[Start INPUT FOR THIS TASK]

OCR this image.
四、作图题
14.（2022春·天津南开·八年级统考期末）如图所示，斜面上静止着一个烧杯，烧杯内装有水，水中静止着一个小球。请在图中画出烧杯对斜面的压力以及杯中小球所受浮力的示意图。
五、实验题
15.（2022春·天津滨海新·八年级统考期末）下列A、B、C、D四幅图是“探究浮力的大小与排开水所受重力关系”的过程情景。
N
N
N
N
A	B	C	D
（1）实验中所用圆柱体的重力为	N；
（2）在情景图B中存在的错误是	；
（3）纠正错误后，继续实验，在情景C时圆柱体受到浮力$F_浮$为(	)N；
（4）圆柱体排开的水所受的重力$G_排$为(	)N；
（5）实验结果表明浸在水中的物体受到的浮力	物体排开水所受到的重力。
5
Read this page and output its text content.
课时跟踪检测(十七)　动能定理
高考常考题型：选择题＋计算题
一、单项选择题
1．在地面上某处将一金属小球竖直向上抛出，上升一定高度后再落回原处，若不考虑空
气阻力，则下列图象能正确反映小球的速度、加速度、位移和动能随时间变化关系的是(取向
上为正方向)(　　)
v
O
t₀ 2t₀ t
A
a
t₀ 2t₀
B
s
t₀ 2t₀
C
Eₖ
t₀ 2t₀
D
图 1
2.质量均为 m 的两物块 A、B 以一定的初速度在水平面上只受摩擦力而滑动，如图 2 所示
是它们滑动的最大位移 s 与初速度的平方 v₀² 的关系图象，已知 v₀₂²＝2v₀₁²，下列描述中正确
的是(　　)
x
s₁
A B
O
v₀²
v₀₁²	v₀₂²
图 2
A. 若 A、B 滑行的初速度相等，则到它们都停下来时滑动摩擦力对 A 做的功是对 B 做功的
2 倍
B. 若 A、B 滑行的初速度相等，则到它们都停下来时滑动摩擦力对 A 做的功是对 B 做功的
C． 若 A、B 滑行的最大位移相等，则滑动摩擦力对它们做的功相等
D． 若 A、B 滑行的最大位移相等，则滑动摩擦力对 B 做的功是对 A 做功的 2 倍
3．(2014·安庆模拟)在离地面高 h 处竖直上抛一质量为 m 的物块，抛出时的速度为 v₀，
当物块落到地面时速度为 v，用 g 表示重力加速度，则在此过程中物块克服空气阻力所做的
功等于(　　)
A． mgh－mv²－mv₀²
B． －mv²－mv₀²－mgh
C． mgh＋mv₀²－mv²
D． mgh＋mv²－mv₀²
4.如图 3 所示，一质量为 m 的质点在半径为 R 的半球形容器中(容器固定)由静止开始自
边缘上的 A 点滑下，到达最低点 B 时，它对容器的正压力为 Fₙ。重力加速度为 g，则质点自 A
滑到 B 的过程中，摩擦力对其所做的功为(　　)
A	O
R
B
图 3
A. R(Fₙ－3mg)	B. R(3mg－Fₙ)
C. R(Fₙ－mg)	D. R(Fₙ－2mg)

[End INPUT FOR THIS TASK]

TASK STATEMENT: Reproduce the data in its entirety, matching each character.

RESPONSE:
OCR this image.
四、作图题
14.（2022春·天津南开·八年级统考期末）如图所示，斜面上静止着一个烧杯，烧杯内装有水，水中静止着一个小球。请在图中画出烧杯对斜面的压力以及杯中小球所受浮力的示意图。
五、实验题
15.（2022春·天津滨海新·八年级统考期末）下列A、B、C、D四幅图是“探究浮力的大小与排开水所受重力关系”的过程情景。
N
N
N
N
A	B	C	D
（1）实验中所用圆柱体的重力为	N；
（2）在情景图B中存在的错误是	；
（3）纠正错误后，继续实验，在情景C时圆柱体受到浮力$F_浮$为(	)N；
（4）圆柱体排开的水所受的重力$G_排$为(	)N；
（5）实验结果表明浸在水中的物体受到的浮力	物体排开水所受到的重力。
5
Read this page and output its text content.
课时跟踪检测(十七)　动能定理
高考常考题型：选择题＋计算题
一、单项选择题
1．在地面上某处将一金属小球竖直向上抛出，上升一定高度后再落回原处，若不考虑空
气阻力，则下列图象能正确反映小球的速度、加速度、位移和动能随时间变化关系的是(取向
上为正方向)(　　)
v
O
t₀ 2t₀ t
A
a
t₀ 2t₀
B
s
t₀ 2t₀
C
Eₖ
t₀ 2t₀
D
图 1
2.质量均为 m 的两物块 A、B 以一定的初速度在水平面上只受摩擦力而滑动，如图 2 所示
是它们滑动的最大位移 s 与初速度的平方 v₀² 的关系图象，已知 v₀₂²＝2v₀₁²，下列描述中正确
的是(　　)
x
s₁
A B
O
v₀²
v₀₁²	v₀₂²
图 2
A. 若 A、B 滑行的初速度相等，则到它们都停下来时滑动摩擦力对 A 做的功是对 B 做功的
2 倍
B. 若 A、B 滑行的初速度相等，则到它们都停下来时滑动摩擦力对 A 做的功是对 B 做功的
C． 若 A、B 滑行的最大位移相等，则滑动摩擦力对它们做的功相等
D． 若 A、B 滑行的最大位移相等，则滑动摩擦力对 B 做的功是对 A 做功的 2 倍
3．(2014·安庆模拟)在离地面高 h 处竖直上抛一质量为 m 的物块，抛出时的速度为 v₀，
当物块落到地面时速度为 v，用 g 表示重力加速度，则在此过程中物块克服空气阻力所做的
功等于(　　)
A． mgh－mv²－mv₀²
B． －mv²－mv₀²－mgh
C． mgh＋mv₀²－mv²
D． mgh＋mv²－mv₀²
4.如图 3 所示，一质量为 m 的质点在半径为 R 的半球形容器中(容器固定)由静止开始自
边缘上的 A 点滑下，到达最低点 B 时，它对容器的正压力为 Fₙ。重力加速度为 g，则质点自 A
滑到 B 的过程中，摩擦力对其所做的功为(　　)
A	O
R
B
图 3
A. R(Fₙ－3mg)	B. R(3mg－Fₙ)
C. R(Fₙ－mg)	D. R(Fₙ－2mg)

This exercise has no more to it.